▶ [Work instructions]:
Any picture among the records should be left out, please; retype the rest exactly.

:::::

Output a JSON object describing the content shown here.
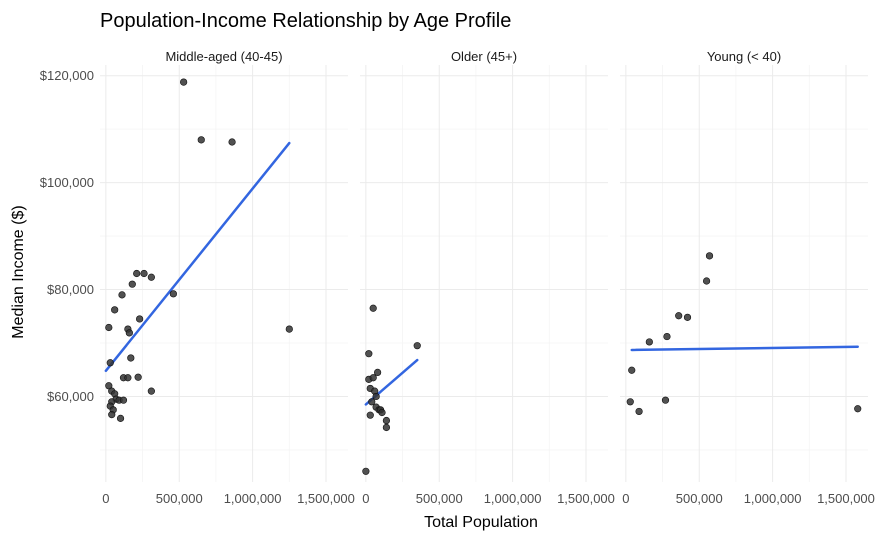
{
  "chart_data": {
    "type": "scatter",
    "title": "Population-Income Relationship by Age Profile",
    "xlabel": "Total Population",
    "ylabel": "Median Income ($)",
    "xlim": [
      -40000,
      1650000
    ],
    "ylim": [
      44000,
      122000
    ],
    "x_ticks": [
      0,
      500000,
      1000000,
      1500000
    ],
    "x_tick_labels": [
      "0",
      "500,000",
      "1,000,000",
      "1,500,000"
    ],
    "y_ticks": [
      60000,
      80000,
      100000,
      120000
    ],
    "y_tick_labels": [
      "$60,000",
      "$80,000",
      "$100,000",
      "$120,000"
    ],
    "grid": true,
    "panels": [
      {
        "name": "Middle-aged (40-45)",
        "points": [
          [
            530000,
            118800
          ],
          [
            650000,
            108000
          ],
          [
            860000,
            107600
          ],
          [
            1250000,
            72600
          ],
          [
            460000,
            79200
          ],
          [
            310000,
            82300
          ],
          [
            260000,
            83000
          ],
          [
            210000,
            83000
          ],
          [
            180000,
            81000
          ],
          [
            110000,
            79000
          ],
          [
            60000,
            76200
          ],
          [
            20000,
            72900
          ],
          [
            150000,
            72600
          ],
          [
            160000,
            71900
          ],
          [
            230000,
            74500
          ],
          [
            170000,
            67200
          ],
          [
            30000,
            66300
          ],
          [
            120000,
            63500
          ],
          [
            150000,
            63500
          ],
          [
            220000,
            63600
          ],
          [
            310000,
            61000
          ],
          [
            20000,
            62000
          ],
          [
            40000,
            61000
          ],
          [
            60000,
            60500
          ],
          [
            70000,
            59500
          ],
          [
            40000,
            59000
          ],
          [
            90000,
            59300
          ],
          [
            120000,
            59300
          ],
          [
            30000,
            58200
          ],
          [
            50000,
            57500
          ],
          [
            40000,
            56600
          ],
          [
            100000,
            55900
          ]
        ],
        "fit_line": [
          [
            0,
            64800
          ],
          [
            1250000,
            107400
          ]
        ]
      },
      {
        "name": "Older (45+)",
        "points": [
          [
            50000,
            76500
          ],
          [
            350000,
            69500
          ],
          [
            20000,
            68000
          ],
          [
            80000,
            64500
          ],
          [
            20000,
            63200
          ],
          [
            50000,
            63500
          ],
          [
            30000,
            61500
          ],
          [
            60000,
            61000
          ],
          [
            70000,
            60000
          ],
          [
            40000,
            59000
          ],
          [
            70000,
            58000
          ],
          [
            90000,
            57500
          ],
          [
            100000,
            57500
          ],
          [
            110000,
            57000
          ],
          [
            30000,
            56500
          ],
          [
            140000,
            55500
          ],
          [
            140000,
            54200
          ],
          [
            0,
            46000
          ]
        ],
        "fit_line": [
          [
            0,
            58500
          ],
          [
            350000,
            66800
          ]
        ]
      },
      {
        "name": "Young (< 40)",
        "points": [
          [
            570000,
            86300
          ],
          [
            550000,
            81600
          ],
          [
            360000,
            75100
          ],
          [
            420000,
            74800
          ],
          [
            280000,
            71200
          ],
          [
            160000,
            70200
          ],
          [
            40000,
            64900
          ],
          [
            30000,
            59000
          ],
          [
            270000,
            59300
          ],
          [
            90000,
            57200
          ],
          [
            1580000,
            57700
          ]
        ],
        "fit_line": [
          [
            40000,
            68700
          ],
          [
            1580000,
            69300
          ]
        ]
      }
    ]
  }
}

:::::

▶ [Answer below]:
Output a JSON object describing the content shown here.
{
  "chart_data": {
    "type": "scatter",
    "title": "Population-Income Relationship by Age Profile",
    "xlabel": "Total Population",
    "ylabel": "Median Income ($)",
    "xlim": [
      -40000,
      1650000
    ],
    "ylim": [
      44000,
      122000
    ],
    "x_ticks": [
      0,
      500000,
      1000000,
      1500000
    ],
    "x_tick_labels": [
      "0",
      "500,000",
      "1,000,000",
      "1,500,000"
    ],
    "y_ticks": [
      60000,
      80000,
      100000,
      120000
    ],
    "y_tick_labels": [
      "$60,000",
      "$80,000",
      "$100,000",
      "$120,000"
    ],
    "grid": true,
    "panels": [
      {
        "name": "Middle-aged (40-45)",
        "points": [
          [
            530000,
            118800
          ],
          [
            650000,
            108000
          ],
          [
            860000,
            107600
          ],
          [
            1250000,
            72600
          ],
          [
            460000,
            79200
          ],
          [
            310000,
            82300
          ],
          [
            260000,
            83000
          ],
          [
            210000,
            83000
          ],
          [
            180000,
            81000
          ],
          [
            110000,
            79000
          ],
          [
            60000,
            76200
          ],
          [
            20000,
            72900
          ],
          [
            150000,
            72600
          ],
          [
            160000,
            71900
          ],
          [
            230000,
            74500
          ],
          [
            170000,
            67200
          ],
          [
            30000,
            66300
          ],
          [
            120000,
            63500
          ],
          [
            150000,
            63500
          ],
          [
            220000,
            63600
          ],
          [
            310000,
            61000
          ],
          [
            20000,
            62000
          ],
          [
            40000,
            61000
          ],
          [
            60000,
            60500
          ],
          [
            70000,
            59500
          ],
          [
            40000,
            59000
          ],
          [
            90000,
            59300
          ],
          [
            120000,
            59300
          ],
          [
            30000,
            58200
          ],
          [
            50000,
            57500
          ],
          [
            40000,
            56600
          ],
          [
            100000,
            55900
          ]
        ],
        "fit_line": [
          [
            0,
            64800
          ],
          [
            1250000,
            107400
          ]
        ]
      },
      {
        "name": "Older (45+)",
        "points": [
          [
            50000,
            76500
          ],
          [
            350000,
            69500
          ],
          [
            20000,
            68000
          ],
          [
            80000,
            64500
          ],
          [
            20000,
            63200
          ],
          [
            50000,
            63500
          ],
          [
            30000,
            61500
          ],
          [
            60000,
            61000
          ],
          [
            70000,
            60000
          ],
          [
            40000,
            59000
          ],
          [
            70000,
            58000
          ],
          [
            90000,
            57500
          ],
          [
            100000,
            57500
          ],
          [
            110000,
            57000
          ],
          [
            30000,
            56500
          ],
          [
            140000,
            55500
          ],
          [
            140000,
            54200
          ],
          [
            0,
            46000
          ]
        ],
        "fit_line": [
          [
            0,
            58500
          ],
          [
            350000,
            66800
          ]
        ]
      },
      {
        "name": "Young (< 40)",
        "points": [
          [
            570000,
            86300
          ],
          [
            550000,
            81600
          ],
          [
            360000,
            75100
          ],
          [
            420000,
            74800
          ],
          [
            280000,
            71200
          ],
          [
            160000,
            70200
          ],
          [
            40000,
            64900
          ],
          [
            30000,
            59000
          ],
          [
            270000,
            59300
          ],
          [
            90000,
            57200
          ],
          [
            1580000,
            57700
          ]
        ],
        "fit_line": [
          [
            40000,
            68700
          ],
          [
            1580000,
            69300
          ]
        ]
      }
    ]
  }
}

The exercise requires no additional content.